Task goal: Restate the complete material exactly.

═══

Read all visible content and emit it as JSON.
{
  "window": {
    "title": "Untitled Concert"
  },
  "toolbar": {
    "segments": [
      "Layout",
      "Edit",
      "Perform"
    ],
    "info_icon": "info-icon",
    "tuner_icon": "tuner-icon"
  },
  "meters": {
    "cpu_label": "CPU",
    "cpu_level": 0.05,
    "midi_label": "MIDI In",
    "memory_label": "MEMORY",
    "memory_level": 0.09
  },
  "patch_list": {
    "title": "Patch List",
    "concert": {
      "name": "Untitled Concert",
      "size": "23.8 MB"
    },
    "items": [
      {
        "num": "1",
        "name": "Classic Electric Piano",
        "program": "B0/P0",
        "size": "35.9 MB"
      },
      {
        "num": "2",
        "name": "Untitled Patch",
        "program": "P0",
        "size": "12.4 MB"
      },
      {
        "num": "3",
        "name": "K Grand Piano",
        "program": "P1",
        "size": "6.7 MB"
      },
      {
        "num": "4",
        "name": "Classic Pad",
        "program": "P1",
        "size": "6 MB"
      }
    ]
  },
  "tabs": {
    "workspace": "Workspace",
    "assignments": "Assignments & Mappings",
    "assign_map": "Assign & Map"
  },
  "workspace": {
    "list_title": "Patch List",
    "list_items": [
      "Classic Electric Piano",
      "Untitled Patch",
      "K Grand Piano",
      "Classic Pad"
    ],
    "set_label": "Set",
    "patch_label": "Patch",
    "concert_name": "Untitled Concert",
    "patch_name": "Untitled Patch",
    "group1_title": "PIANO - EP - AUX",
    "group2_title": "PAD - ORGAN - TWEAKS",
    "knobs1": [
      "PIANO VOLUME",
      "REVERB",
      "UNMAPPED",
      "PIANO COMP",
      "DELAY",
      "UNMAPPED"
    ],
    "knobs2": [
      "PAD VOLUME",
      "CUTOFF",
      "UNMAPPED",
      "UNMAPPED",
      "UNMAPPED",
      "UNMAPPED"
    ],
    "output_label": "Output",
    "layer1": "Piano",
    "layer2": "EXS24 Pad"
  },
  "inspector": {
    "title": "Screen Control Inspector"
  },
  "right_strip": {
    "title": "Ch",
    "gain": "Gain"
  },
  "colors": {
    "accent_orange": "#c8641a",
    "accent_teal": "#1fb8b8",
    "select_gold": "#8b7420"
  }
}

═══

Written answer:
Read all visible content and emit it as JSON.
{
  "window": {
    "title": "Untitled Concert"
  },
  "toolbar": {
    "segments": [
      "Layout",
      "Edit",
      "Perform"
    ],
    "info_icon": "info-icon",
    "tuner_icon": "tuner-icon"
  },
  "meters": {
    "cpu_label": "CPU",
    "cpu_level": 0.05,
    "midi_label": "MIDI In",
    "memory_label": "MEMORY",
    "memory_level": 0.09
  },
  "patch_list": {
    "title": "Patch List",
    "concert": {
      "name": "Untitled Concert",
      "size": "23.8 MB"
    },
    "items": [
      {
        "num": "1",
        "name": "Classic Electric Piano",
        "program": "B0/P0",
        "size": "35.9 MB"
      },
      {
        "num": "2",
        "name": "Untitled Patch",
        "program": "P0",
        "size": "12.4 MB"
      },
      {
        "num": "3",
        "name": "K Grand Piano",
        "program": "P1",
        "size": "6.7 MB"
      },
      {
        "num": "4",
        "name": "Classic Pad",
        "program": "P1",
        "size": "6 MB"
      }
    ]
  },
  "tabs": {
    "workspace": "Workspace",
    "assignments": "Assignments & Mappings",
    "assign_map": "Assign & Map"
  },
  "workspace": {
    "list_title": "Patch List",
    "list_items": [
      "Classic Electric Piano",
      "Untitled Patch",
      "K Grand Piano",
      "Classic Pad"
    ],
    "set_label": "Set",
    "patch_label": "Patch",
    "concert_name": "Untitled Concert",
    "patch_name": "Untitled Patch",
    "group1_title": "PIANO - EP - AUX",
    "group2_title": "PAD - ORGAN - TWEAKS",
    "knobs1": [
      "PIANO VOLUME",
      "REVERB",
      "UNMAPPED",
      "PIANO COMP",
      "DELAY",
      "UNMAPPED"
    ],
    "knobs2": [
      "PAD VOLUME",
      "CUTOFF",
      "UNMAPPED",
      "UNMAPPED",
      "UNMAPPED",
      "UNMAPPED"
    ],
    "output_label": "Output",
    "layer1": "Piano",
    "layer2": "EXS24 Pad"
  },
  "inspector": {
    "title": "Screen Control Inspector"
  },
  "right_strip": {
    "title": "Ch",
    "gain": "Gain"
  },
  "colors": {
    "accent_orange": "#c8641a",
    "accent_teal": "#1fb8b8",
    "select_gold": "#8b7420"
  }
}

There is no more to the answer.